## MATERIAL SHOWN
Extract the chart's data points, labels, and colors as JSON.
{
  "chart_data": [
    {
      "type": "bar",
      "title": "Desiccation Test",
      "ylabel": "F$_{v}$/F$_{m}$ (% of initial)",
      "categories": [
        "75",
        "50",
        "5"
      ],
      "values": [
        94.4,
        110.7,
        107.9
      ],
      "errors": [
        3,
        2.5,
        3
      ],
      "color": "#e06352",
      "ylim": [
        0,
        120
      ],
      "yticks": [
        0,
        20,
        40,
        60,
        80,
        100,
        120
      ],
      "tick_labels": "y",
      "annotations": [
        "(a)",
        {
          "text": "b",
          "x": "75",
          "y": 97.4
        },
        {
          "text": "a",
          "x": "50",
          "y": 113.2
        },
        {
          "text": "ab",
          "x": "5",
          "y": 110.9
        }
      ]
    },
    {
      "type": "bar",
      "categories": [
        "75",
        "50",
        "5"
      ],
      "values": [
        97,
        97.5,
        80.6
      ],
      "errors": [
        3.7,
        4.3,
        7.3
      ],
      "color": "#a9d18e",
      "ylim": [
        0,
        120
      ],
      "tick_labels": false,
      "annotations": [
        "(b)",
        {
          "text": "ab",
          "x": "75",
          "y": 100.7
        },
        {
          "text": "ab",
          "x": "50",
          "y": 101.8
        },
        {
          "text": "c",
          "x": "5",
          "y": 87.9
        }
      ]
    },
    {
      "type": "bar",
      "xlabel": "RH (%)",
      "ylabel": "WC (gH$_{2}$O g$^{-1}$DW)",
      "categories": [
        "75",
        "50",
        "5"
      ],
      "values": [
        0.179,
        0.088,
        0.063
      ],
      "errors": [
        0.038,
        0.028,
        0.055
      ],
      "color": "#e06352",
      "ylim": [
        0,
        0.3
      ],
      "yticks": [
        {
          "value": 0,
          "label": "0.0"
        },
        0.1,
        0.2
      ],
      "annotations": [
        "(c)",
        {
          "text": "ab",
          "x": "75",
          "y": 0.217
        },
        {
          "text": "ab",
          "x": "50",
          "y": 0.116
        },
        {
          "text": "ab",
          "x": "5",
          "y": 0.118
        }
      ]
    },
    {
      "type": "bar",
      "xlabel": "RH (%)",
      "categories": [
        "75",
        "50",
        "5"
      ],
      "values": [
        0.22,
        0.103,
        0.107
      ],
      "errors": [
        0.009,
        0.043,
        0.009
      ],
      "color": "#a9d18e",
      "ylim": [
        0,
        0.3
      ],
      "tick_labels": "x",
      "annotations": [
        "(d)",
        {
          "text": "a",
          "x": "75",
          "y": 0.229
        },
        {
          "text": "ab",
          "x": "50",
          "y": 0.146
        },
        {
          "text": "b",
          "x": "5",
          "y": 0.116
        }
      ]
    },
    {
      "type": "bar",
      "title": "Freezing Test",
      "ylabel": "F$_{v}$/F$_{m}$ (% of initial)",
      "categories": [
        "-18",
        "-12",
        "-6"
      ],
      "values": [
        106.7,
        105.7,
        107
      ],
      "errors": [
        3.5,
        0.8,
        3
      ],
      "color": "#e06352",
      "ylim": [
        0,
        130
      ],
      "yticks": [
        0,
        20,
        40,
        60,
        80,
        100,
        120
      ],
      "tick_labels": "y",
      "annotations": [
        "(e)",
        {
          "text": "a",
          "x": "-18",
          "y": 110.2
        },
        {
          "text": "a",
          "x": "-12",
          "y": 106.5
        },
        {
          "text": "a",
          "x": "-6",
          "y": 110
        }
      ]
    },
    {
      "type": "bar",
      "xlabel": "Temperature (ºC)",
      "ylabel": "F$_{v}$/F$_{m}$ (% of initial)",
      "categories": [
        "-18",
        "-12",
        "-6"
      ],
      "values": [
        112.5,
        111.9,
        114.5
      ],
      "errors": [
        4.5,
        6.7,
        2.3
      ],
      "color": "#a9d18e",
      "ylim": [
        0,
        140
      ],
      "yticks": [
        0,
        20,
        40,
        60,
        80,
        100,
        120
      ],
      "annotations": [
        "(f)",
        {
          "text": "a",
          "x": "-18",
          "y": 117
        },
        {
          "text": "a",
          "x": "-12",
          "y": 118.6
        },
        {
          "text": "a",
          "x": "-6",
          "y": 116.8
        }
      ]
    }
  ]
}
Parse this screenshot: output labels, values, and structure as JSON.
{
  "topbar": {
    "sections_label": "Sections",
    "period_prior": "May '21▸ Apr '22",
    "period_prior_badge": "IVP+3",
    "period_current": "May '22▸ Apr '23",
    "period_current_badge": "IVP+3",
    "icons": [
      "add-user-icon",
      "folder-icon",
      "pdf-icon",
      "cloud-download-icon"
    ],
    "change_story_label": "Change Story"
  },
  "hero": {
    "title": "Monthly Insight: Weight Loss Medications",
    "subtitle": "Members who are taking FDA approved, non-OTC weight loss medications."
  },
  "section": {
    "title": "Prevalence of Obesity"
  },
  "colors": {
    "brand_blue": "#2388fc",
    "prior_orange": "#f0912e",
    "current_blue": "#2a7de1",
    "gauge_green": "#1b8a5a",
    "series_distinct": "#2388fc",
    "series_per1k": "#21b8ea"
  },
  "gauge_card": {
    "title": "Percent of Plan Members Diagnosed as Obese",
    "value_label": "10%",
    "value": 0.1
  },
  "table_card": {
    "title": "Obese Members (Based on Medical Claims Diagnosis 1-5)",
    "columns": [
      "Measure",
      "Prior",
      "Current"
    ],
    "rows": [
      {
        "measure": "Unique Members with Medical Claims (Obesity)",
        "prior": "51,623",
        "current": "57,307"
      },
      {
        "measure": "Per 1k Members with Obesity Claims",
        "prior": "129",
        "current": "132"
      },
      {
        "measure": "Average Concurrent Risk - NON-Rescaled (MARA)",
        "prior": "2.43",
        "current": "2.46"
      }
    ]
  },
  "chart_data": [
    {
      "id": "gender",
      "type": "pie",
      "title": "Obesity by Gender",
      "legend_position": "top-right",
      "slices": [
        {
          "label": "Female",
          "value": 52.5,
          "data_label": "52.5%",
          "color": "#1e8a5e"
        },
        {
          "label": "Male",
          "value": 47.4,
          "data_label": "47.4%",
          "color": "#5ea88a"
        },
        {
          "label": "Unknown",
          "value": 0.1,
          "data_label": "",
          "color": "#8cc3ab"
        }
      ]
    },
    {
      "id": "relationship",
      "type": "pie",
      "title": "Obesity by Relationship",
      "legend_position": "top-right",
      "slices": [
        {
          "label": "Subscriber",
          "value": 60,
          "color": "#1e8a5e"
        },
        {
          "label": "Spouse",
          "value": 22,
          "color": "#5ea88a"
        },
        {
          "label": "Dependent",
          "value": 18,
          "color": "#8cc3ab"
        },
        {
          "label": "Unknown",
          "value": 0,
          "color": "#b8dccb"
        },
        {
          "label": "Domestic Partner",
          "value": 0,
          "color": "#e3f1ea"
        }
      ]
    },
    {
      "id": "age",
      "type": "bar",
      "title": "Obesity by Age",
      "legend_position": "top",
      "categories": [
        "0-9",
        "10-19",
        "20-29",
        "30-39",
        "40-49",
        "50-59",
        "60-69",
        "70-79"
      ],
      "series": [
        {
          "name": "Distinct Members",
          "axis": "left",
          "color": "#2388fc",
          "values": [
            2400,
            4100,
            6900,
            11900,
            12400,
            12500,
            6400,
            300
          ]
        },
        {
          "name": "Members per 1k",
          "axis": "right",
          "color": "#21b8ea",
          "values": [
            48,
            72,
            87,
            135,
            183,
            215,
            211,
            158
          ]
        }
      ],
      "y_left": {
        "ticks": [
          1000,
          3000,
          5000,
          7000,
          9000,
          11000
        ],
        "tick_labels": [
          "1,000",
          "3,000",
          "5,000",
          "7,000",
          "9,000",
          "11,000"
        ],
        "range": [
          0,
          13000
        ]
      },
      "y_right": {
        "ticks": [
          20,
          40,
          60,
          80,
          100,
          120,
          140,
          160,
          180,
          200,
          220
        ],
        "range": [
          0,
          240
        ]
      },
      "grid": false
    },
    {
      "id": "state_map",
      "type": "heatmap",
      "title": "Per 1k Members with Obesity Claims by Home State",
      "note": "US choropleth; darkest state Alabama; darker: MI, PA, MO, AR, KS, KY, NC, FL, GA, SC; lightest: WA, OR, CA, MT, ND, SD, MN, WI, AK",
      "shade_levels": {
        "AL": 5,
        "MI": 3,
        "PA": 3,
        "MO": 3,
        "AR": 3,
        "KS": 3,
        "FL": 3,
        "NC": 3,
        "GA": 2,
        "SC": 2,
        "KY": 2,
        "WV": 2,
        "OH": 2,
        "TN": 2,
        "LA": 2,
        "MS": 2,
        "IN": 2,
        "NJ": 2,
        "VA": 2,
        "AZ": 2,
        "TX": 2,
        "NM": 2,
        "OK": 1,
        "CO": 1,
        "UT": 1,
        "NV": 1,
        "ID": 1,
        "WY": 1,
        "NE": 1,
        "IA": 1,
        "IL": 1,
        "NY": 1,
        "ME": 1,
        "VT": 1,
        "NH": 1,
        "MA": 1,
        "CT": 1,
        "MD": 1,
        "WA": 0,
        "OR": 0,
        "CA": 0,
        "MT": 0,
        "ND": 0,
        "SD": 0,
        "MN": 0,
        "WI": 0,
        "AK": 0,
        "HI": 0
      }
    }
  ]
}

## TASK DETAILS
Scan the records above and report how many lines include the word "Members", without any other text.

## THE SOLUTION
8